> _EXTRACTED MATERIAL_:
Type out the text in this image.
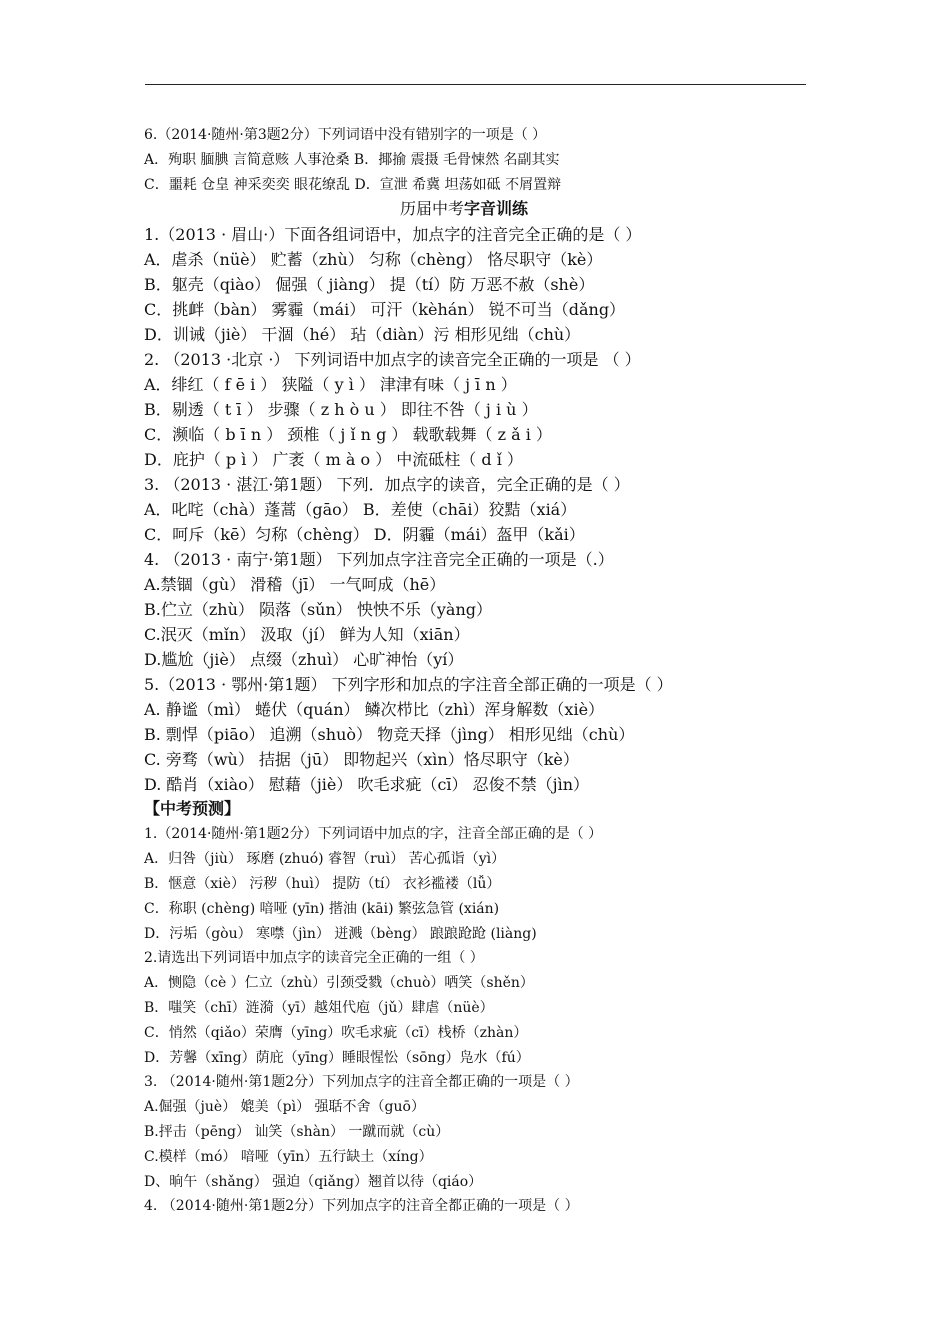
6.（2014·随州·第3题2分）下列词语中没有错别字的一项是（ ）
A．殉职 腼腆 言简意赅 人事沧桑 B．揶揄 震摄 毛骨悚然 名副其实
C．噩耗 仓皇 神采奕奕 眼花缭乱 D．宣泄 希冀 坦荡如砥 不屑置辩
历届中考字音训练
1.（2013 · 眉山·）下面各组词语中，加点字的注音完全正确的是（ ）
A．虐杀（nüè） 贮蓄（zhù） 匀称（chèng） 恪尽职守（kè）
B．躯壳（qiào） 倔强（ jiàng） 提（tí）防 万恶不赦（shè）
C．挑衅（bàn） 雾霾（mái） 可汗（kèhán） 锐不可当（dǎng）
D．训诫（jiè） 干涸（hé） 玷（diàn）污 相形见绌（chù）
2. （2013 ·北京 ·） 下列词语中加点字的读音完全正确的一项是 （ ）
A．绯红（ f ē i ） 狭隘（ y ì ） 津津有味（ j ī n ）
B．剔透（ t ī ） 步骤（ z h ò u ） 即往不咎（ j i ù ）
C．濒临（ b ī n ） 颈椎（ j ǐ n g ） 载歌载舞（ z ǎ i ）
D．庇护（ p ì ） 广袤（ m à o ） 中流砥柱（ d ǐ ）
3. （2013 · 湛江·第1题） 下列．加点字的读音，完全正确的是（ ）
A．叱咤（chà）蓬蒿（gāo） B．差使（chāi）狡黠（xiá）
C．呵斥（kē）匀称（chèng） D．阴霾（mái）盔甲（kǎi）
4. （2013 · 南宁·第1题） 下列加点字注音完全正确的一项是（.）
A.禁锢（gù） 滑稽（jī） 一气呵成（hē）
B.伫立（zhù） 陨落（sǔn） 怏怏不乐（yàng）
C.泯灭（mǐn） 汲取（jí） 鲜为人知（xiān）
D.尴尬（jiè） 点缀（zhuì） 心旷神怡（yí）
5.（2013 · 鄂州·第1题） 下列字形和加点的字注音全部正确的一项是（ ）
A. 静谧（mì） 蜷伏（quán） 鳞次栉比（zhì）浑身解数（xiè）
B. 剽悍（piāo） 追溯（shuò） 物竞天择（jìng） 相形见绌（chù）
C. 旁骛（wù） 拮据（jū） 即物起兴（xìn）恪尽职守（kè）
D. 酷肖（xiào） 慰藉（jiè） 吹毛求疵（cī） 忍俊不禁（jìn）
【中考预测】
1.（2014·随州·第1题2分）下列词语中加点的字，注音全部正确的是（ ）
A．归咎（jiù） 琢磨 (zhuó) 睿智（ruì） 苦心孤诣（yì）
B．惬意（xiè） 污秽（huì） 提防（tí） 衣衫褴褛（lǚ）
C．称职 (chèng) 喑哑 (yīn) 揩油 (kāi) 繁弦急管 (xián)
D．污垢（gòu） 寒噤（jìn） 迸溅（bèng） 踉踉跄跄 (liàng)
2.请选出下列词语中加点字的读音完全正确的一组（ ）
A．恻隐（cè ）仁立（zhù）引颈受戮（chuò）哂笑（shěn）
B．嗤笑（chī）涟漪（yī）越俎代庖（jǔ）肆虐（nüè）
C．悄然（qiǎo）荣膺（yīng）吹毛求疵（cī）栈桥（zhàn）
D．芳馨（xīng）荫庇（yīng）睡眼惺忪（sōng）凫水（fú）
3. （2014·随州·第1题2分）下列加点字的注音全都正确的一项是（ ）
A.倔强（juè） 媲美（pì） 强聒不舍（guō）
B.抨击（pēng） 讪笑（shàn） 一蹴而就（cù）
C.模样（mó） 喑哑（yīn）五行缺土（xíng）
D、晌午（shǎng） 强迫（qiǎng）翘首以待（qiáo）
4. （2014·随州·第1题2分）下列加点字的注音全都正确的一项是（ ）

> _PROBLEM REQUIREMENTS_:
Copy all the records above exactly, but leave out the pictures.

> _EXPECTED ANSWER_:
Type out the text in this image.
6.（2014·随州·第3题2分）下列词语中没有错别字的一项是（ ）
A．殉职 腼腆 言简意赅 人事沧桑 B．揶揄 震摄 毛骨悚然 名副其实
C．噩耗 仓皇 神采奕奕 眼花缭乱 D．宣泄 希冀 坦荡如砥 不屑置辩
历届中考字音训练
1.（2013 · 眉山·）下面各组词语中，加点字的注音完全正确的是（ ）
A．虐杀（nüè） 贮蓄（zhù） 匀称（chèng） 恪尽职守（kè）
B．躯壳（qiào） 倔强（ jiàng） 提（tí）防 万恶不赦（shè）
C．挑衅（bàn） 雾霾（mái） 可汗（kèhán） 锐不可当（dǎng）
D．训诫（jiè） 干涸（hé） 玷（diàn）污 相形见绌（chù）
2. （2013 ·北京 ·） 下列词语中加点字的读音完全正确的一项是 （ ）
A．绯红（ f ē i ） 狭隘（ y ì ） 津津有味（ j ī n ）
B．剔透（ t ī ） 步骤（ z h ò u ） 即往不咎（ j i ù ）
C．濒临（ b ī n ） 颈椎（ j ǐ n g ） 载歌载舞（ z ǎ i ）
D．庇护（ p ì ） 广袤（ m à o ） 中流砥柱（ d ǐ ）
3. （2013 · 湛江·第1题） 下列．加点字的读音，完全正确的是（ ）
A．叱咤（chà）蓬蒿（gāo） B．差使（chāi）狡黠（xiá）
C．呵斥（kē）匀称（chèng） D．阴霾（mái）盔甲（kǎi）
4. （2013 · 南宁·第1题） 下列加点字注音完全正确的一项是（.）
A.禁锢（gù） 滑稽（jī） 一气呵成（hē）
B.伫立（zhù） 陨落（sǔn） 怏怏不乐（yàng）
C.泯灭（mǐn） 汲取（jí） 鲜为人知（xiān）
D.尴尬（jiè） 点缀（zhuì） 心旷神怡（yí）
5.（2013 · 鄂州·第1题） 下列字形和加点的字注音全部正确的一项是（ ）
A. 静谧（mì） 蜷伏（quán） 鳞次栉比（zhì）浑身解数（xiè）
B. 剽悍（piāo） 追溯（shuò） 物竞天择（jìng） 相形见绌（chù）
C. 旁骛（wù） 拮据（jū） 即物起兴（xìn）恪尽职守（kè）
D. 酷肖（xiào） 慰藉（jiè） 吹毛求疵（cī） 忍俊不禁（jìn）
【中考预测】
1.（2014·随州·第1题2分）下列词语中加点的字，注音全部正确的是（ ）
A．归咎（jiù） 琢磨 (zhuó) 睿智（ruì） 苦心孤诣（yì）
B．惬意（xiè） 污秽（huì） 提防（tí） 衣衫褴褛（lǚ）
C．称职 (chèng) 喑哑 (yīn) 揩油 (kāi) 繁弦急管 (xián)
D．污垢（gòu） 寒噤（jìn） 迸溅（bèng） 踉踉跄跄 (liàng)
2.请选出下列词语中加点字的读音完全正确的一组（ ）
A．恻隐（cè ）仁立（zhù）引颈受戮（chuò）哂笑（shěn）
B．嗤笑（chī）涟漪（yī）越俎代庖（jǔ）肆虐（nüè）
C．悄然（qiǎo）荣膺（yīng）吹毛求疵（cī）栈桥（zhàn）
D．芳馨（xīng）荫庇（yīng）睡眼惺忪（sōng）凫水（fú）
3. （2014·随州·第1题2分）下列加点字的注音全都正确的一项是（ ）
A.倔强（juè） 媲美（pì） 强聒不舍（guō）
B.抨击（pēng） 讪笑（shàn） 一蹴而就（cù）
C.模样（mó） 喑哑（yīn）五行缺土（xíng）
D、晌午（shǎng） 强迫（qiǎng）翘首以待（qiáo）
4. （2014·随州·第1题2分）下列加点字的注音全都正确的一项是（ ）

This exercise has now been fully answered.